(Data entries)
>> start

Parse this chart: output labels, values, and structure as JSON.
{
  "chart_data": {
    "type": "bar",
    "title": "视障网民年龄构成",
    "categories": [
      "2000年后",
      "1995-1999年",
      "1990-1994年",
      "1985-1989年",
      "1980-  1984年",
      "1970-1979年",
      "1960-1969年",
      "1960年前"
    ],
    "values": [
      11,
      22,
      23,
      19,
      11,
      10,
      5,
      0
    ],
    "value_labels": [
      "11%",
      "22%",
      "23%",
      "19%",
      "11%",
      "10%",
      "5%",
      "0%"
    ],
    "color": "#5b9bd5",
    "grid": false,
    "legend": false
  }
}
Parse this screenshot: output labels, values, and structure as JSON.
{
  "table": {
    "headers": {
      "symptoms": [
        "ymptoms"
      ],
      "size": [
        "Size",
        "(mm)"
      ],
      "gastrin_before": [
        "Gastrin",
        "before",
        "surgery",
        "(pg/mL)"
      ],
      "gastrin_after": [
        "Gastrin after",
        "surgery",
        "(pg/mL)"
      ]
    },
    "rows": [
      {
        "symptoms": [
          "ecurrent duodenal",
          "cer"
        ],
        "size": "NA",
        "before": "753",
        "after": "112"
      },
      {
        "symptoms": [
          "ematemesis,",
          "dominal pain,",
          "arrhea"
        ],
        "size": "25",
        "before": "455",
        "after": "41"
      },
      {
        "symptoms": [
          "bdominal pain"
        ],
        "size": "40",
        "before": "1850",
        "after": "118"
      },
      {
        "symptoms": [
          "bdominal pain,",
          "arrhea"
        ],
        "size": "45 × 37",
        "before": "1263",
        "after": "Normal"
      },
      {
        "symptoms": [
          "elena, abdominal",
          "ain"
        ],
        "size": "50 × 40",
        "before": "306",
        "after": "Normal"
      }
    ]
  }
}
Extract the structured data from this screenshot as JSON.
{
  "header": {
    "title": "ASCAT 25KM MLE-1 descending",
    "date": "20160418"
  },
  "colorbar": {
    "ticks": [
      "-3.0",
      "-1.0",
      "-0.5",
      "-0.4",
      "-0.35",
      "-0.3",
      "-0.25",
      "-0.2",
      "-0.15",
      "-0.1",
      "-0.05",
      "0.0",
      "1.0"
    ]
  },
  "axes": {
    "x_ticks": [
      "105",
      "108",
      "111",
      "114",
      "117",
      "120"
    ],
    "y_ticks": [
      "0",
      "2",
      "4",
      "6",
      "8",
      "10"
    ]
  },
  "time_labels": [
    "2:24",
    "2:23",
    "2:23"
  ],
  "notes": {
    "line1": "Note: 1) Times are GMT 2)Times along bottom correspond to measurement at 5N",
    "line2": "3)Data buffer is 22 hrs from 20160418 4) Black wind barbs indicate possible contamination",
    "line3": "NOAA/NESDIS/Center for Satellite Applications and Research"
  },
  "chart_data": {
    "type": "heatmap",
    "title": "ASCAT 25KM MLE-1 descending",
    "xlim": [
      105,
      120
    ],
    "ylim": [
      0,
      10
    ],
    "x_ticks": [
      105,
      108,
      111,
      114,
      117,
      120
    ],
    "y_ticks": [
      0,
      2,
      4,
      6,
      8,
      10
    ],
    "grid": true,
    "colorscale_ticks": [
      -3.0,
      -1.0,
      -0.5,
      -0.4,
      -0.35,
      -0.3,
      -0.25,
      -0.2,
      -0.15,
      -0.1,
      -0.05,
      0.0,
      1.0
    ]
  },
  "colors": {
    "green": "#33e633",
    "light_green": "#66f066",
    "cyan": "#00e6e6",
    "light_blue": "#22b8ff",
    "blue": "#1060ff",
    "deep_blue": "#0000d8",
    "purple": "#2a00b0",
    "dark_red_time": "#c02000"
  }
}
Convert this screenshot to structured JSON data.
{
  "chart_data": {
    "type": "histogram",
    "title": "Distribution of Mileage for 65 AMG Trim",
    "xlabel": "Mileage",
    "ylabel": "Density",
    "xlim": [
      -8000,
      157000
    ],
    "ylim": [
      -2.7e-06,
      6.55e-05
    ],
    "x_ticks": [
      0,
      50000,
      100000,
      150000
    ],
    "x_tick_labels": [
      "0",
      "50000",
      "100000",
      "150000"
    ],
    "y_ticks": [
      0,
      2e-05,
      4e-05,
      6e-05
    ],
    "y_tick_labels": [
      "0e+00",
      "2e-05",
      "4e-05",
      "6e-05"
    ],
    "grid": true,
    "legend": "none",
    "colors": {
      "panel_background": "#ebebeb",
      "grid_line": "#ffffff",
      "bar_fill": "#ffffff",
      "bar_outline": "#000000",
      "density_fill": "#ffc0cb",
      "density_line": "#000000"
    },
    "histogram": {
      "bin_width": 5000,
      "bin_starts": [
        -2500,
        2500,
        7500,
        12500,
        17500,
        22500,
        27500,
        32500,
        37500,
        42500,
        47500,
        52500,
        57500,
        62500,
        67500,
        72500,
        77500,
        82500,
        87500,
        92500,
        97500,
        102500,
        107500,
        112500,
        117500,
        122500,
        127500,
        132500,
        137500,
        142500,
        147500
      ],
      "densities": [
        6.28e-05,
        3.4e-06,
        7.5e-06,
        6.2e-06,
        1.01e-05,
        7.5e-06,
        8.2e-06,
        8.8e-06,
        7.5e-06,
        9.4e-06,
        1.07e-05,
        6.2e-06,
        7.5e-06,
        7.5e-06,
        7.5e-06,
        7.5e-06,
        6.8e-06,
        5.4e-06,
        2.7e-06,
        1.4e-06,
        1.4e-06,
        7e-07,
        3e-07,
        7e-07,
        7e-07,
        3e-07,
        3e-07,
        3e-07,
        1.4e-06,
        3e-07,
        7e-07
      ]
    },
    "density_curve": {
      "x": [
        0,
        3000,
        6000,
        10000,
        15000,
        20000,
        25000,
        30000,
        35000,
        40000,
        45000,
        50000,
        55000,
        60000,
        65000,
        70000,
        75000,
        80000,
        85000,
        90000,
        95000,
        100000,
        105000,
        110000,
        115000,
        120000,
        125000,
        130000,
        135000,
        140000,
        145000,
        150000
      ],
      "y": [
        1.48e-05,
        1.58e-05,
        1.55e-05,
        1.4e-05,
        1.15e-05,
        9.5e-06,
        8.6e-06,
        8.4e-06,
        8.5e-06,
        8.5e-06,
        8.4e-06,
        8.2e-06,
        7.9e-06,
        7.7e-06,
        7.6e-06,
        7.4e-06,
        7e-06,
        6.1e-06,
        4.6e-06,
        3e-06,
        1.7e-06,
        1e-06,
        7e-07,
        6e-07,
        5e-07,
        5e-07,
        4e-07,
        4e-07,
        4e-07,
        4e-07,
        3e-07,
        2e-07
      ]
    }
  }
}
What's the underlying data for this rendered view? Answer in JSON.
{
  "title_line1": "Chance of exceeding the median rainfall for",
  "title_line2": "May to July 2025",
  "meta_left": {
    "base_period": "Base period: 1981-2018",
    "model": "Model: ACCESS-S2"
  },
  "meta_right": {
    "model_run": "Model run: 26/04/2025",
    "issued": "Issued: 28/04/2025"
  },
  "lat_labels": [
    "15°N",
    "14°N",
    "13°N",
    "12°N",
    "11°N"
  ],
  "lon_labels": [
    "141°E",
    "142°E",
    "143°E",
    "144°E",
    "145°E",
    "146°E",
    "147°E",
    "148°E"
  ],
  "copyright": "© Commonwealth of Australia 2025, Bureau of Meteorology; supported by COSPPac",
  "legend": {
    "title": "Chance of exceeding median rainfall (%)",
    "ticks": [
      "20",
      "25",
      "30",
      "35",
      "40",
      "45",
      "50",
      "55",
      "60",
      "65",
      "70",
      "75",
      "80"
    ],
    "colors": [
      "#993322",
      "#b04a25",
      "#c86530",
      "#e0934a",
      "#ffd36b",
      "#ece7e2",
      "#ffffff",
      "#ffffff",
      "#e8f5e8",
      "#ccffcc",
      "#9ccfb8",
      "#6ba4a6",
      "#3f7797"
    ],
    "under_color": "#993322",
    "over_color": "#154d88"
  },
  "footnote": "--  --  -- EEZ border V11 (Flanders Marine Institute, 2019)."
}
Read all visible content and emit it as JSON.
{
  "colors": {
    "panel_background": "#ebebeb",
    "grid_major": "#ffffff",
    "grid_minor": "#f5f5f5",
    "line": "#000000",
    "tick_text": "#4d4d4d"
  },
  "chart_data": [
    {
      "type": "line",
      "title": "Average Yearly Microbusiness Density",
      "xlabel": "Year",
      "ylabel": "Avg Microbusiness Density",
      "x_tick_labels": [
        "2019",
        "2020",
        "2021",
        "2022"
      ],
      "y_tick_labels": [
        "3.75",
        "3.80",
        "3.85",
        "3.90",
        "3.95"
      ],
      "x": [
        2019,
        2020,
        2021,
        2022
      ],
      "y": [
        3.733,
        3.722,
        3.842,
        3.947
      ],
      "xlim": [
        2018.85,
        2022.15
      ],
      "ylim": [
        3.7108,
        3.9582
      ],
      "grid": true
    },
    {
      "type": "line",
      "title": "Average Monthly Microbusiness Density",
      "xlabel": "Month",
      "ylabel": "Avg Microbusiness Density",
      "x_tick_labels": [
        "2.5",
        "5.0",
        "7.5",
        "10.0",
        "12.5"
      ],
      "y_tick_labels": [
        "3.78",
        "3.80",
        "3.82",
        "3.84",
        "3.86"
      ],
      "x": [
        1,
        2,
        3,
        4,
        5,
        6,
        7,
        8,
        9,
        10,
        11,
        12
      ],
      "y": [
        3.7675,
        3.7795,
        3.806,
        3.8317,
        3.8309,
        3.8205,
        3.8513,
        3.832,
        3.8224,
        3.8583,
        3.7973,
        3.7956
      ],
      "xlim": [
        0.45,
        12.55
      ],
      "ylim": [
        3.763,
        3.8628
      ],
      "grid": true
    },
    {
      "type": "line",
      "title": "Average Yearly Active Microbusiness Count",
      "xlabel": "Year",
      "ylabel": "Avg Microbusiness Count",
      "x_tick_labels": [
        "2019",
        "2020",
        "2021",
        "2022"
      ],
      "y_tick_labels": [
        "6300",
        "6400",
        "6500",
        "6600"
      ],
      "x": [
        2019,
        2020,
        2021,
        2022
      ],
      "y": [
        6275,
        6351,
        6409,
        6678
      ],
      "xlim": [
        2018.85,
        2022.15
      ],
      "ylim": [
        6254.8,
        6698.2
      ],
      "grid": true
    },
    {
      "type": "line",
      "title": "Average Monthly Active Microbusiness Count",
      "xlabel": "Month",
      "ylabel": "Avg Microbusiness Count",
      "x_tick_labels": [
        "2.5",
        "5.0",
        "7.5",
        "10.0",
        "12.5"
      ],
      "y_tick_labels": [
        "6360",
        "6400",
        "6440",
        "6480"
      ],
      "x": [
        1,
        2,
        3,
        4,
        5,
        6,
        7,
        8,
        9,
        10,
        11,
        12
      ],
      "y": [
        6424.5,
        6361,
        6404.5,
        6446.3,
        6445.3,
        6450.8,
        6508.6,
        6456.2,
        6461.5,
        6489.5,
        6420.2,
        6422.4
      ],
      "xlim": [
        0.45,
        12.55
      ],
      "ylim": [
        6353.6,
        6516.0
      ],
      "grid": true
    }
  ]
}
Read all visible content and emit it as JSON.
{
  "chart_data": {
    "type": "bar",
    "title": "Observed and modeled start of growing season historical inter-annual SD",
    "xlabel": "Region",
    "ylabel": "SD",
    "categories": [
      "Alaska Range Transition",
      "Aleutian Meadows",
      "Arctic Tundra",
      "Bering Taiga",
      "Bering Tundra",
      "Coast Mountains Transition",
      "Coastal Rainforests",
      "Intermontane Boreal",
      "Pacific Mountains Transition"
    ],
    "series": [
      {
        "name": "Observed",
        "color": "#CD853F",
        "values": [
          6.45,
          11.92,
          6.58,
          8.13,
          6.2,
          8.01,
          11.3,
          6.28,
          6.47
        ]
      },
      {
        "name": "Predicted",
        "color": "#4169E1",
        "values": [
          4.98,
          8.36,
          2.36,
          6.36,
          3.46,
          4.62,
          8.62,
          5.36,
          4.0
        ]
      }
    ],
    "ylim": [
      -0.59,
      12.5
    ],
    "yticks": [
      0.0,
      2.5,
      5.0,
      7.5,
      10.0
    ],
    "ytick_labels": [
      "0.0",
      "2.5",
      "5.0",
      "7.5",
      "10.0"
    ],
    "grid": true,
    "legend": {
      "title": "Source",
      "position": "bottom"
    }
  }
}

>> end

:: Task ::
For each line of the entries that includes "ebebeb", show that line.

:: Result of this exercise ::
      "panel_background": "#ebebeb",
    "panel_background": "#ebebeb",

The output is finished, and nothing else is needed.